- **Requirements**
Make an exact copy of all the data.
______
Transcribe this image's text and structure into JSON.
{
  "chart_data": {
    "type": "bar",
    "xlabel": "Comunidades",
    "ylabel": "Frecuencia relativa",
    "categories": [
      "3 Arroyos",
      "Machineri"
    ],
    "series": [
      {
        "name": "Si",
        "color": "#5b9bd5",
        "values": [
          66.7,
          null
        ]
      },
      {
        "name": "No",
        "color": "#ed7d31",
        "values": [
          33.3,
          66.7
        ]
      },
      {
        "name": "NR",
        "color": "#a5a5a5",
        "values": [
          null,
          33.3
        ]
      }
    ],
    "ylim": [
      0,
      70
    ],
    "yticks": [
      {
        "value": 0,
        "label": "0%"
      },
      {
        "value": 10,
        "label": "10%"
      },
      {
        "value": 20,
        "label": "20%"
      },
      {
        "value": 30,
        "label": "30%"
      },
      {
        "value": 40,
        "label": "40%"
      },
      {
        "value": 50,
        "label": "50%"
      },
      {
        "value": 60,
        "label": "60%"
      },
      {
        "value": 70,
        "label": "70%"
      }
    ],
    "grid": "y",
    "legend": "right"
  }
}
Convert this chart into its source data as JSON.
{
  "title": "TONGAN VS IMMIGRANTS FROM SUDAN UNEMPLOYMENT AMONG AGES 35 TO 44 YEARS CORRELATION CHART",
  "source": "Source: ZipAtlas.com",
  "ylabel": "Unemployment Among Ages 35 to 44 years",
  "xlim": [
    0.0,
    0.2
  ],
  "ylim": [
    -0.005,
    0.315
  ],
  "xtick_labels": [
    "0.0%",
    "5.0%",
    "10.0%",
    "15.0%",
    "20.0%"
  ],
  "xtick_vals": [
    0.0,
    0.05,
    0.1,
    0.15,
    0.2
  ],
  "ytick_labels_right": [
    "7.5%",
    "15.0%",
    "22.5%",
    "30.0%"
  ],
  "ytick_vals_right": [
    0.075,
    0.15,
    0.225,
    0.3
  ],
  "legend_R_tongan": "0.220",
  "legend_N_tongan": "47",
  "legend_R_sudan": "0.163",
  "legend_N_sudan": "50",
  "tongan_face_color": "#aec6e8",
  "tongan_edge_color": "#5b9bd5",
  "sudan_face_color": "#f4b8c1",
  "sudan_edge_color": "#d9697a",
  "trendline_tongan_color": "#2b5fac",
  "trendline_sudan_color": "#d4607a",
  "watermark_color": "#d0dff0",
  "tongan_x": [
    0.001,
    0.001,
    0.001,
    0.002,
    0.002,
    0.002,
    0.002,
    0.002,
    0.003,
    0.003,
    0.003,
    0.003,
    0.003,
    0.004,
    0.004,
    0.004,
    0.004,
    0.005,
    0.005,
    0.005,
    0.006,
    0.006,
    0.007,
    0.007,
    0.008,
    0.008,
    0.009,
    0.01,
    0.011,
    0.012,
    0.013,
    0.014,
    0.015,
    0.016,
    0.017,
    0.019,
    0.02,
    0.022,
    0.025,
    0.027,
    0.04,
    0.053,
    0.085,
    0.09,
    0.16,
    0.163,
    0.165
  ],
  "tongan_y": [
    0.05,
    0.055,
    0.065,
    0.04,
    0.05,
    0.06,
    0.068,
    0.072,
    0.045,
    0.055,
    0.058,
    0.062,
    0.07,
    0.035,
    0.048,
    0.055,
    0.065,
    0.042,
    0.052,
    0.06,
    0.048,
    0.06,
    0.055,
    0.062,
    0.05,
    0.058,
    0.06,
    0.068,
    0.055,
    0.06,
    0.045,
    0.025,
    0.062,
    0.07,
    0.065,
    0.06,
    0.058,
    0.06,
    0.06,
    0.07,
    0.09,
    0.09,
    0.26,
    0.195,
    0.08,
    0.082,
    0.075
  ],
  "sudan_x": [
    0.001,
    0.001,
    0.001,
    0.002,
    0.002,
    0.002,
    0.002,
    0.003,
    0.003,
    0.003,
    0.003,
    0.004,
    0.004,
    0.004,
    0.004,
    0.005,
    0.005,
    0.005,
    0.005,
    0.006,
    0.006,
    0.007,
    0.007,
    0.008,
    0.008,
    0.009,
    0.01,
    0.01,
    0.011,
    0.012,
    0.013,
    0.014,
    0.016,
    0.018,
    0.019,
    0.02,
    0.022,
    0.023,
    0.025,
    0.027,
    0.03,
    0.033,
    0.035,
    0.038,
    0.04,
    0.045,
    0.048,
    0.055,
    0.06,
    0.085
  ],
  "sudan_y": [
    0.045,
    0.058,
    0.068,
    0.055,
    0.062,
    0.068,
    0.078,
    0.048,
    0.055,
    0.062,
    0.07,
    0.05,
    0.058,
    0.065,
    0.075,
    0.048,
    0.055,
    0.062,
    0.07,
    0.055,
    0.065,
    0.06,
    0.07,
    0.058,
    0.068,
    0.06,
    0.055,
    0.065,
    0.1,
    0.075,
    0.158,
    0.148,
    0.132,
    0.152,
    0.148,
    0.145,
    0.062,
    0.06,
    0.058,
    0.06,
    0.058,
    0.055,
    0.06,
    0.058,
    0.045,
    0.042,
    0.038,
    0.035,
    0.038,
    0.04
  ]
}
______
- **Written solution**
Transcribe this image's text and structure into JSON.
{
  "chart_data": {
    "type": "bar",
    "xlabel": "Comunidades",
    "ylabel": "Frecuencia relativa",
    "categories": [
      "3 Arroyos",
      "Machineri"
    ],
    "series": [
      {
        "name": "Si",
        "color": "#5b9bd5",
        "values": [
          66.7,
          null
        ]
      },
      {
        "name": "No",
        "color": "#ed7d31",
        "values": [
          33.3,
          66.7
        ]
      },
      {
        "name": "NR",
        "color": "#a5a5a5",
        "values": [
          null,
          33.3
        ]
      }
    ],
    "ylim": [
      0,
      70
    ],
    "yticks": [
      {
        "value": 0,
        "label": "0%"
      },
      {
        "value": 10,
        "label": "10%"
      },
      {
        "value": 20,
        "label": "20%"
      },
      {
        "value": 30,
        "label": "30%"
      },
      {
        "value": 40,
        "label": "40%"
      },
      {
        "value": 50,
        "label": "50%"
      },
      {
        "value": 60,
        "label": "60%"
      },
      {
        "value": 70,
        "label": "70%"
      }
    ],
    "grid": "y",
    "legend": "right"
  }
}
Convert this chart into its source data as JSON.
{
  "title": "TONGAN VS IMMIGRANTS FROM SUDAN UNEMPLOYMENT AMONG AGES 35 TO 44 YEARS CORRELATION CHART",
  "source": "Source: ZipAtlas.com",
  "ylabel": "Unemployment Among Ages 35 to 44 years",
  "xlim": [
    0.0,
    0.2
  ],
  "ylim": [
    -0.005,
    0.315
  ],
  "xtick_labels": [
    "0.0%",
    "5.0%",
    "10.0%",
    "15.0%",
    "20.0%"
  ],
  "xtick_vals": [
    0.0,
    0.05,
    0.1,
    0.15,
    0.2
  ],
  "ytick_labels_right": [
    "7.5%",
    "15.0%",
    "22.5%",
    "30.0%"
  ],
  "ytick_vals_right": [
    0.075,
    0.15,
    0.225,
    0.3
  ],
  "legend_R_tongan": "0.220",
  "legend_N_tongan": "47",
  "legend_R_sudan": "0.163",
  "legend_N_sudan": "50",
  "tongan_face_color": "#aec6e8",
  "tongan_edge_color": "#5b9bd5",
  "sudan_face_color": "#f4b8c1",
  "sudan_edge_color": "#d9697a",
  "trendline_tongan_color": "#2b5fac",
  "trendline_sudan_color": "#d4607a",
  "watermark_color": "#d0dff0",
  "tongan_x": [
    0.001,
    0.001,
    0.001,
    0.002,
    0.002,
    0.002,
    0.002,
    0.002,
    0.003,
    0.003,
    0.003,
    0.003,
    0.003,
    0.004,
    0.004,
    0.004,
    0.004,
    0.005,
    0.005,
    0.005,
    0.006,
    0.006,
    0.007,
    0.007,
    0.008,
    0.008,
    0.009,
    0.01,
    0.011,
    0.012,
    0.013,
    0.014,
    0.015,
    0.016,
    0.017,
    0.019,
    0.02,
    0.022,
    0.025,
    0.027,
    0.04,
    0.053,
    0.085,
    0.09,
    0.16,
    0.163,
    0.165
  ],
  "tongan_y": [
    0.05,
    0.055,
    0.065,
    0.04,
    0.05,
    0.06,
    0.068,
    0.072,
    0.045,
    0.055,
    0.058,
    0.062,
    0.07,
    0.035,
    0.048,
    0.055,
    0.065,
    0.042,
    0.052,
    0.06,
    0.048,
    0.06,
    0.055,
    0.062,
    0.05,
    0.058,
    0.06,
    0.068,
    0.055,
    0.06,
    0.045,
    0.025,
    0.062,
    0.07,
    0.065,
    0.06,
    0.058,
    0.06,
    0.06,
    0.07,
    0.09,
    0.09,
    0.26,
    0.195,
    0.08,
    0.082,
    0.075
  ],
  "sudan_x": [
    0.001,
    0.001,
    0.001,
    0.002,
    0.002,
    0.002,
    0.002,
    0.003,
    0.003,
    0.003,
    0.003,
    0.004,
    0.004,
    0.004,
    0.004,
    0.005,
    0.005,
    0.005,
    0.005,
    0.006,
    0.006,
    0.007,
    0.007,
    0.008,
    0.008,
    0.009,
    0.01,
    0.01,
    0.011,
    0.012,
    0.013,
    0.014,
    0.016,
    0.018,
    0.019,
    0.02,
    0.022,
    0.023,
    0.025,
    0.027,
    0.03,
    0.033,
    0.035,
    0.038,
    0.04,
    0.045,
    0.048,
    0.055,
    0.06,
    0.085
  ],
  "sudan_y": [
    0.045,
    0.058,
    0.068,
    0.055,
    0.062,
    0.068,
    0.078,
    0.048,
    0.055,
    0.062,
    0.07,
    0.05,
    0.058,
    0.065,
    0.075,
    0.048,
    0.055,
    0.062,
    0.07,
    0.055,
    0.065,
    0.06,
    0.07,
    0.058,
    0.068,
    0.06,
    0.055,
    0.065,
    0.1,
    0.075,
    0.158,
    0.148,
    0.132,
    0.152,
    0.148,
    0.145,
    0.062,
    0.06,
    0.058,
    0.06,
    0.058,
    0.055,
    0.06,
    0.058,
    0.045,
    0.042,
    0.038,
    0.035,
    0.038,
    0.04
  ]
}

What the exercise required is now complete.